start TEXT

Exam and Essay Verbs you need to know and use in High School
A library of language exercises to help you understand and use key academic verbs to answer test, exam, and essay questions correctly.Watch Video
Research evidence tells us that we should:
- teach young high-schoolers some specific words explicitly; and
- choose words that are:
- cross-curriculum words: words used in high school across multiple subjects. (Cross-curriculum words are also known as “academic words” or “tier 2 words”. You can read more about these words, find out why they are so useful, and access longer words lists and other free resources here); and
- highly functional: words that can used in all sorts of places, with all sorts of people in the “real world”; and
- verbs: these are harder to learn than nouns, especially for children with language, learning or reading difficulties (e.g. Nash & Snowling, 2006).
To date, vocabulary interventions show that you can teach kids new words. But choosing the right words is really important because:
- it takes lots of work for a child to learn a new word, especially if the child has language, learning or reading difficulties; and
- learning a word doesn’t seem to automatically help a child learn other words (e.g. Snow et al., 2009).
When teaching high schoolers new words, the evidence tells us we should go for depth of word knowledge, rather than going for lots words. Research also tells us that we should teach high school students new words:
- intensively: at least an hour a week, with home exercises between sessions;
- one word at a time;
- by defining the word explicitly;
- using lots of repetition, in lots of different contexts;
- ideally, in small groups (3-5 children) so they can work together and discuss the words based on their real world experiences;
- by giving them lots of opportunities to use the word in different ways;
- focus on different aspects of the word including the:
- meaning of the word;
- speech sounds and syllables that make up the word;
- grammatical role of the word;
- morphology of the word, including the word origin;
- spelling of the word;
- using activities the students like to increase motivation and engagement (e.g. by consulting “experts” on YouTube or Reddit);
- using gestures (there is some evidence that miming an action while saying the word can help younger children to learn verbs e.g. Riches et al., 2005); and
- giving students personal challenges to use and act out the word at home or out and about.

end TEXT
start STORED DATA

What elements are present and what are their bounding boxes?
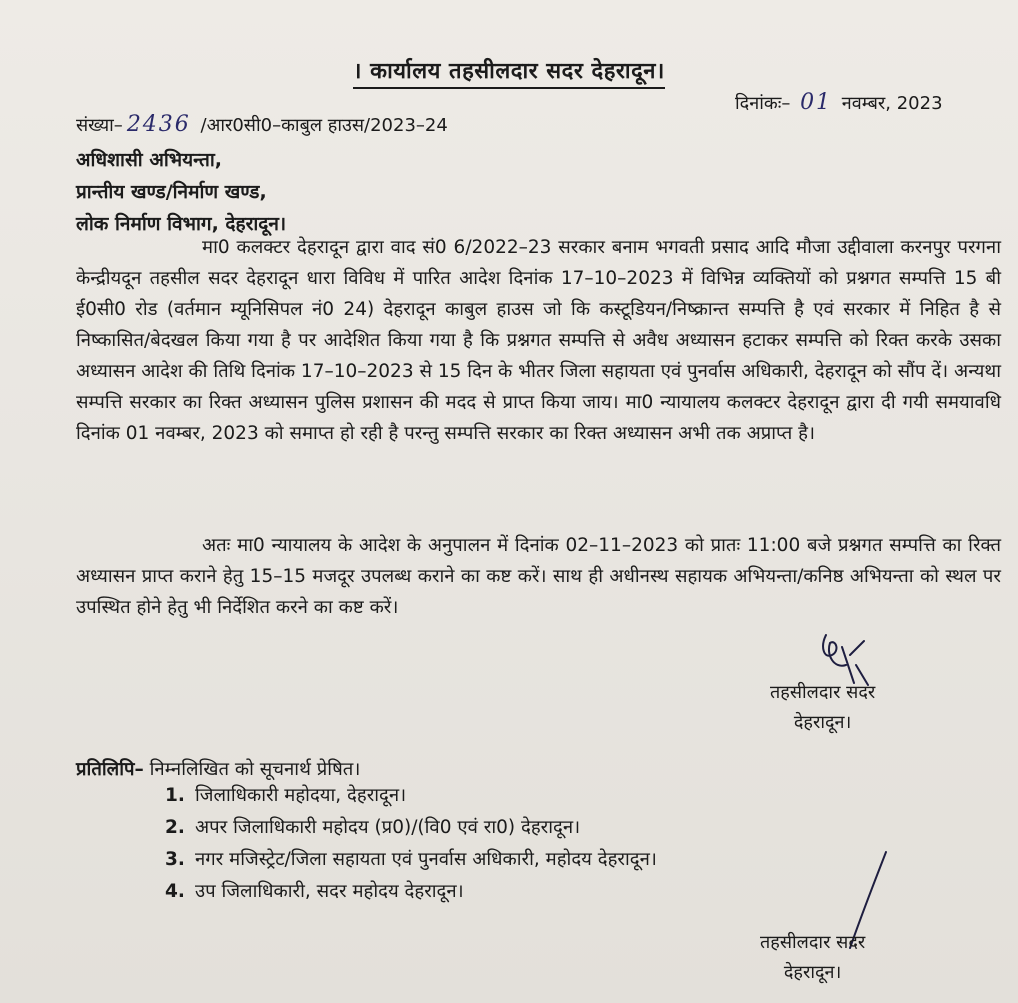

end STORED DATA

WHAT YOU WILL DO:
(a) Render into Spanish this sentence from the text on teaching academic vocabulary: "To date, vocabulary interventions show that you can teach kids new words."
(b) Write a continuation of the text on teaching academic vocabulary, picking up after its final list item.

WRITTEN RESPONSES:
(a) Hasta la fecha, las intervenciones de vocabulario demuestran que es posible enseñar palabras nuevas a los niños.

(b)
In this library, we have addressed each of these elements to focus on eight key words:
These words are often found in high school essay and exam questions, and right across the curriculum.
For each of the 8 words, what’s in this course?
For each verb, we have prepared a fully scripted slide-pack composed of 10 activities, all focused on the target word. Consistent with the research, in these exercises, we:
- read a short passage so students can see and hear the word in action;
- define the word so students know what it means;
- look closely at the word and its variants, as well as the word origin so students understand the word better;
- listen to recorded sentences containing the word in everyday situations so students can hear how it is used;
- teach practical strategies to answer questions containing the word with real world examples;
- help the students answer questions using the relevant verb based on their general knowledge of the world; and
- look and talk about some real examples of how the the word has been used in different subjects in recent senior exam questions.
Watch the video above to learn more.
The slides can be used one-to-one with a student, with small groups, or in whole class teaching. They are suitable for children aged 12-18, and older children with language, reading or other learning disorders. They are also suitable for high school children who are learning English as an additional language.
Known to many as Speech Bloke, David is a Certified Practising Speech Pathologist, Lawyer, Author and Father. He is based in Sydney, Australia, where he helps adults and children with communication issues to speak for themselves.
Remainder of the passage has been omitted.